WHAT YOU NEED TO DO: Copy each entry as it stands, leaving nothing out.
--------------------------------------------------
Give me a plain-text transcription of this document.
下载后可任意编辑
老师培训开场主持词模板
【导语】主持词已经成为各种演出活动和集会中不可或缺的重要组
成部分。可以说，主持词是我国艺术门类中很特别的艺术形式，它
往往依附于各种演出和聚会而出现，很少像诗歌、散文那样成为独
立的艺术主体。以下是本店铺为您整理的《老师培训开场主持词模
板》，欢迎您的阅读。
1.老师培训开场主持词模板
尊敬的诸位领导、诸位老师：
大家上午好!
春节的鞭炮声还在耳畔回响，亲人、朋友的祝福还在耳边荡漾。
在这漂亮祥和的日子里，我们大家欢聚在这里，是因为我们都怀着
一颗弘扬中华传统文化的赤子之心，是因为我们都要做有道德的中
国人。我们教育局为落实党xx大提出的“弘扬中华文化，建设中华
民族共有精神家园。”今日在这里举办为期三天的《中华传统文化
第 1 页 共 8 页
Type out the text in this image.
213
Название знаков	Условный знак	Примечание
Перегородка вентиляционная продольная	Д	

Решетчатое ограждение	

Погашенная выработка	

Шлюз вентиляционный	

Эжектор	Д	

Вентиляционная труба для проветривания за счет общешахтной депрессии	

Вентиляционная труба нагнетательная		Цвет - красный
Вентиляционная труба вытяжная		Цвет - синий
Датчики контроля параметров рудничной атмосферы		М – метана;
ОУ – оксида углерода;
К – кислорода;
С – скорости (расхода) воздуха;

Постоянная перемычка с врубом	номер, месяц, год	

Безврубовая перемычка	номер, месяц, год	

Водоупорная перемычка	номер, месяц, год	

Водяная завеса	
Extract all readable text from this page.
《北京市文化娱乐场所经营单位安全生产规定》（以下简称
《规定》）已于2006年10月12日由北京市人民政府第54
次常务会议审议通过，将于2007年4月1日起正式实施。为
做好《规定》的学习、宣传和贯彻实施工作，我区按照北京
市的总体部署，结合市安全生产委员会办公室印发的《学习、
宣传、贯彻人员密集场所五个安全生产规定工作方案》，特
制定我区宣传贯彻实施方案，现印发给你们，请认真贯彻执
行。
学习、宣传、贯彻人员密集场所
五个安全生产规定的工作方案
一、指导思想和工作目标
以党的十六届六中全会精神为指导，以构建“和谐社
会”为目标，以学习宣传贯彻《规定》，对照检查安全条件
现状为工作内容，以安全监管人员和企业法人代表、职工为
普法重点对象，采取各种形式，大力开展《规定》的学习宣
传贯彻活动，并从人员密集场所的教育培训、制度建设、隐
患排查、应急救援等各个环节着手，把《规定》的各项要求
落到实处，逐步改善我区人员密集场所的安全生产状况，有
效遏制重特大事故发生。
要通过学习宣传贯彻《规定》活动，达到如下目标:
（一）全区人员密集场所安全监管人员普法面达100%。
--------------------------------------------------
RESPONSE TO THIS EXERCISE:
Give me a plain-text transcription of this document.
下载后可任意编辑
老师培训开场主持词模板
【导语】主持词已经成为各种演出活动和集会中不可或缺的重要组
成部分。可以说，主持词是我国艺术门类中很特别的艺术形式，它
往往依附于各种演出和聚会而出现，很少像诗歌、散文那样成为独
立的艺术主体。以下是本店铺为您整理的《老师培训开场主持词模
板》，欢迎您的阅读。
1.老师培训开场主持词模板
尊敬的诸位领导、诸位老师：
大家上午好!
春节的鞭炮声还在耳畔回响，亲人、朋友的祝福还在耳边荡漾。
在这漂亮祥和的日子里，我们大家欢聚在这里，是因为我们都怀着
一颗弘扬中华传统文化的赤子之心，是因为我们都要做有道德的中
国人。我们教育局为落实党xx大提出的“弘扬中华文化，建设中华
民族共有精神家园。”今日在这里举办为期三天的《中华传统文化
第 1 页 共 8 页
Type out the text in this image.
213
Название знаков	Условный знак	Примечание
Перегородка вентиляционная продольная	Д	

Решетчатое ограждение	

Погашенная выработка	

Шлюз вентиляционный	

Эжектор	Д	

Вентиляционная труба для проветривания за счет общешахтной депрессии	

Вентиляционная труба нагнетательная		Цвет - красный
Вентиляционная труба вытяжная		Цвет - синий
Датчики контроля параметров рудничной атмосферы		М – метана;
ОУ – оксида углерода;
К – кислорода;
С – скорости (расхода) воздуха;

Постоянная перемычка с врубом	номер, месяц, год	

Безврубовая перемычка	номер, месяц, год	

Водоупорная перемычка	номер, месяц, год	

Водяная завеса	
Extract all readable text from this page.
《北京市文化娱乐场所经营单位安全生产规定》（以下简称
《规定》）已于2006年10月12日由北京市人民政府第54
次常务会议审议通过，将于2007年4月1日起正式实施。为
做好《规定》的学习、宣传和贯彻实施工作，我区按照北京
市的总体部署，结合市安全生产委员会办公室印发的《学习、
宣传、贯彻人员密集场所五个安全生产规定工作方案》，特
制定我区宣传贯彻实施方案，现印发给你们，请认真贯彻执
行。
学习、宣传、贯彻人员密集场所
五个安全生产规定的工作方案
一、指导思想和工作目标
以党的十六届六中全会精神为指导，以构建“和谐社
会”为目标，以学习宣传贯彻《规定》，对照检查安全条件
现状为工作内容，以安全监管人员和企业法人代表、职工为
普法重点对象，采取各种形式，大力开展《规定》的学习宣
传贯彻活动，并从人员密集场所的教育培训、制度建设、隐
患排查、应急救援等各个环节着手，把《规定》的各项要求
落到实处，逐步改善我区人员密集场所的安全生产状况，有
效遏制重特大事故发生。
要通过学习宣传贯彻《规定》活动，达到如下目标:
（一）全区人员密集场所安全监管人员普法面达100%。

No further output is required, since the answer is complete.